↓

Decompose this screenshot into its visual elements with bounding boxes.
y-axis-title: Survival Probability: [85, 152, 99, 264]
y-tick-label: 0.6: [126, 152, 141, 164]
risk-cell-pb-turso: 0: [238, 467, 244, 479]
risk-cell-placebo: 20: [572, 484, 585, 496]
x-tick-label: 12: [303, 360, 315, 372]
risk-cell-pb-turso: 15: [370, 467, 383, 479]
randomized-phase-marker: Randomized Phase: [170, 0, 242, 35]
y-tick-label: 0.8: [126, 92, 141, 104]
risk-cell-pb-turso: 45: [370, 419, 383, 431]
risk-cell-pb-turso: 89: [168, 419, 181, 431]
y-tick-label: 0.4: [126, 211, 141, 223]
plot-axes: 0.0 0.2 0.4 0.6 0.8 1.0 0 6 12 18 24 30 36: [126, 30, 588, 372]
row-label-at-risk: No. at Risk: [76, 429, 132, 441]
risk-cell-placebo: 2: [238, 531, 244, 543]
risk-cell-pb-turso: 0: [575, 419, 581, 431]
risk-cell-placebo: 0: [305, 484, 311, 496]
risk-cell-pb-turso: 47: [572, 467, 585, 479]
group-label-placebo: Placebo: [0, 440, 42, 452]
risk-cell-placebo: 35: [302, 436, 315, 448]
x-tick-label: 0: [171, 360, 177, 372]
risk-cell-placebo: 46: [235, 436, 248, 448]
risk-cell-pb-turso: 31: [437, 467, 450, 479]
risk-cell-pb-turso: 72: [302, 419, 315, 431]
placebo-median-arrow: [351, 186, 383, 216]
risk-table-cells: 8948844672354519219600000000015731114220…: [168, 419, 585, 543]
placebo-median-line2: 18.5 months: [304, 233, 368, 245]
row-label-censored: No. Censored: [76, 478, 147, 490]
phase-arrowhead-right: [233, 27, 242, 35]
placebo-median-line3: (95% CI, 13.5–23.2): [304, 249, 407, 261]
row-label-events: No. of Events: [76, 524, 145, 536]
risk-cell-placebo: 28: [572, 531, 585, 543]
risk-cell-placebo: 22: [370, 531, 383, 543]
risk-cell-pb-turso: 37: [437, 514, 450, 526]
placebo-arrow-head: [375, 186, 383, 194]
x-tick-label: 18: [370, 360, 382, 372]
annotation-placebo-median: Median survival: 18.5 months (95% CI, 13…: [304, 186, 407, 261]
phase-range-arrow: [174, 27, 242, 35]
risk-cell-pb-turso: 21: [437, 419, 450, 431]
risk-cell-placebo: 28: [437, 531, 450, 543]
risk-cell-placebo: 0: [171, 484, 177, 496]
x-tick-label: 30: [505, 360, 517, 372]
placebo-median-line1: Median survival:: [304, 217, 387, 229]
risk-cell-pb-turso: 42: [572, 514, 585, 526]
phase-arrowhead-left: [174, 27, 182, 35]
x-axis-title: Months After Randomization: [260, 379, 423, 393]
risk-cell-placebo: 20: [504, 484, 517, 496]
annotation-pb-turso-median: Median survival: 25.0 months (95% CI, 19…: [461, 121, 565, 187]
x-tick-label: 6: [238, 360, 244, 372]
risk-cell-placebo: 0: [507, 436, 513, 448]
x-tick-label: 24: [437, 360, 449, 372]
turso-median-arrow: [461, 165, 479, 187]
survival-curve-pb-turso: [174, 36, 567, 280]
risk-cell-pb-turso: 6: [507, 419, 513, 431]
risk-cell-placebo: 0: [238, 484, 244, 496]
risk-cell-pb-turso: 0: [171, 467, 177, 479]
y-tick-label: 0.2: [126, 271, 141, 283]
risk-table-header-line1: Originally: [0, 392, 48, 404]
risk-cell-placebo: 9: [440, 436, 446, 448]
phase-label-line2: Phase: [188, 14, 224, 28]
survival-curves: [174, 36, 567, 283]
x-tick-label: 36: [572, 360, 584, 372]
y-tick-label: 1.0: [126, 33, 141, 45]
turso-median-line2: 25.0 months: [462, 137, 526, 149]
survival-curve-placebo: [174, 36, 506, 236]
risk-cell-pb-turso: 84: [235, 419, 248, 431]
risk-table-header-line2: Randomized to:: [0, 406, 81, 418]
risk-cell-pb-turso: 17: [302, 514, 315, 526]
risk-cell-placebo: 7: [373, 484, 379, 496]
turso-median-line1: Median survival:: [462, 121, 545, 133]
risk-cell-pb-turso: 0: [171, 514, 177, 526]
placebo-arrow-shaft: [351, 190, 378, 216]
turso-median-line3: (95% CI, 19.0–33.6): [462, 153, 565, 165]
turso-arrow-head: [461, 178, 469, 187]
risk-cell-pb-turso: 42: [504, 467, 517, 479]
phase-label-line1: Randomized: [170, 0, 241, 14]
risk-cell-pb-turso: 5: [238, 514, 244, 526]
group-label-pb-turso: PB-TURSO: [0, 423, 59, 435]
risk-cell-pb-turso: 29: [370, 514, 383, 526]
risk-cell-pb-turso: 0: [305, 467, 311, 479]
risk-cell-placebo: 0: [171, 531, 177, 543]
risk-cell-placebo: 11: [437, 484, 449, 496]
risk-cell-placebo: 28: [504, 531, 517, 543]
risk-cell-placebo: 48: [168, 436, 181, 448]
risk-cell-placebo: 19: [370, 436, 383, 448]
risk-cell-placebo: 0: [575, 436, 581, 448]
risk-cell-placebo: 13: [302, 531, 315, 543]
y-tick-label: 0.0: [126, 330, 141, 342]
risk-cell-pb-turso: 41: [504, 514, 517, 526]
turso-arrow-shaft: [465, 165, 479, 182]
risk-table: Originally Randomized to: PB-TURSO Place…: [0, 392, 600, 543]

↑

- _TASK DETAILS_: Copy every item above word for word, keeping them in the same order.

- _SOLUTION TO THIS TASK_:
Decompose this screenshot into its visual elements with bounding boxes.
y-axis-title: Survival Probability: [85, 152, 99, 264]
y-tick-label: 0.6: [126, 152, 141, 164]
risk-cell-pb-turso: 0: [238, 467, 244, 479]
risk-cell-placebo: 20: [572, 484, 585, 496]
x-tick-label: 12: [303, 360, 315, 372]
risk-cell-pb-turso: 15: [370, 467, 383, 479]
randomized-phase-marker: Randomized Phase: [170, 0, 242, 35]
y-tick-label: 0.8: [126, 92, 141, 104]
risk-cell-pb-turso: 45: [370, 419, 383, 431]
risk-cell-pb-turso: 89: [168, 419, 181, 431]
y-tick-label: 0.4: [126, 211, 141, 223]
plot-axes: 0.0 0.2 0.4 0.6 0.8 1.0 0 6 12 18 24 30 36: [126, 30, 588, 372]
row-label-at-risk: No. at Risk: [76, 429, 132, 441]
risk-cell-placebo: 2: [238, 531, 244, 543]
risk-cell-pb-turso: 0: [575, 419, 581, 431]
risk-cell-placebo: 0: [305, 484, 311, 496]
risk-cell-pb-turso: 47: [572, 467, 585, 479]
group-label-placebo: Placebo: [0, 440, 42, 452]
risk-cell-placebo: 35: [302, 436, 315, 448]
x-tick-label: 0: [171, 360, 177, 372]
risk-cell-placebo: 46: [235, 436, 248, 448]
risk-cell-pb-turso: 31: [437, 467, 450, 479]
risk-cell-pb-turso: 72: [302, 419, 315, 431]
placebo-median-arrow: [351, 186, 383, 216]
risk-table-cells: 8948844672354519219600000000015731114220…: [168, 419, 585, 543]
placebo-median-line2: 18.5 months: [304, 233, 368, 245]
row-label-censored: No. Censored: [76, 478, 147, 490]
phase-arrowhead-right: [233, 27, 242, 35]
placebo-median-line3: (95% CI, 13.5–23.2): [304, 249, 407, 261]
row-label-events: No. of Events: [76, 524, 145, 536]
risk-cell-placebo: 28: [572, 531, 585, 543]
risk-cell-placebo: 22: [370, 531, 383, 543]
risk-cell-pb-turso: 37: [437, 514, 450, 526]
placebo-arrow-head: [375, 186, 383, 194]
x-tick-label: 18: [370, 360, 382, 372]
annotation-placebo-median: Median survival: 18.5 months (95% CI, 13…: [304, 186, 407, 261]
phase-range-arrow: [174, 27, 242, 35]
risk-cell-pb-turso: 21: [437, 419, 450, 431]
risk-cell-placebo: 28: [437, 531, 450, 543]
risk-cell-placebo: 0: [171, 484, 177, 496]
x-tick-label: 30: [505, 360, 517, 372]
placebo-median-line1: Median survival:: [304, 217, 387, 229]
risk-cell-pb-turso: 42: [572, 514, 585, 526]
phase-arrowhead-left: [174, 27, 182, 35]
x-axis-title: Months After Randomization: [260, 379, 423, 393]
risk-cell-placebo: 20: [504, 484, 517, 496]
annotation-pb-turso-median: Median survival: 25.0 months (95% CI, 19…: [461, 121, 565, 187]
x-tick-label: 6: [238, 360, 244, 372]
risk-cell-placebo: 0: [507, 436, 513, 448]
x-tick-label: 24: [437, 360, 449, 372]
turso-median-arrow: [461, 165, 479, 187]
survival-curve-pb-turso: [174, 36, 567, 280]
risk-cell-pb-turso: 6: [507, 419, 513, 431]
risk-cell-placebo: 0: [238, 484, 244, 496]
risk-cell-pb-turso: 0: [171, 467, 177, 479]
y-tick-label: 0.2: [126, 271, 141, 283]
risk-table-header-line1: Originally: [0, 392, 48, 404]
risk-cell-placebo: 9: [440, 436, 446, 448]
phase-label-line2: Phase: [188, 14, 224, 28]
survival-curves: [174, 36, 567, 283]
x-tick-label: 36: [572, 360, 584, 372]
y-tick-label: 1.0: [126, 33, 141, 45]
turso-median-line2: 25.0 months: [462, 137, 526, 149]
survival-curve-placebo: [174, 36, 506, 236]
risk-cell-pb-turso: 84: [235, 419, 248, 431]
risk-table-header-line2: Randomized to:: [0, 406, 81, 418]
risk-cell-pb-turso: 17: [302, 514, 315, 526]
risk-cell-placebo: 7: [373, 484, 379, 496]
turso-median-line1: Median survival:: [462, 121, 545, 133]
risk-cell-pb-turso: 0: [171, 514, 177, 526]
placebo-arrow-shaft: [351, 190, 378, 216]
turso-median-line3: (95% CI, 19.0–33.6): [462, 153, 565, 165]
turso-arrow-head: [461, 178, 469, 187]
risk-cell-pb-turso: 42: [504, 467, 517, 479]
phase-label-line1: Randomized: [170, 0, 241, 14]
risk-cell-pb-turso: 5: [238, 514, 244, 526]
group-label-pb-turso: PB-TURSO: [0, 423, 59, 435]
risk-cell-pb-turso: 29: [370, 514, 383, 526]
risk-cell-pb-turso: 0: [305, 467, 311, 479]
risk-cell-placebo: 0: [171, 531, 177, 543]
risk-cell-placebo: 11: [437, 484, 449, 496]
risk-cell-placebo: 28: [504, 531, 517, 543]
risk-cell-placebo: 48: [168, 436, 181, 448]
risk-cell-placebo: 19: [370, 436, 383, 448]
risk-cell-placebo: 0: [575, 436, 581, 448]
risk-cell-placebo: 13: [302, 531, 315, 543]
y-tick-label: 0.0: [126, 330, 141, 342]
risk-cell-pb-turso: 41: [504, 514, 517, 526]
turso-arrow-shaft: [465, 165, 479, 182]
risk-table: Originally Randomized to: PB-TURSO Place…: [0, 392, 600, 543]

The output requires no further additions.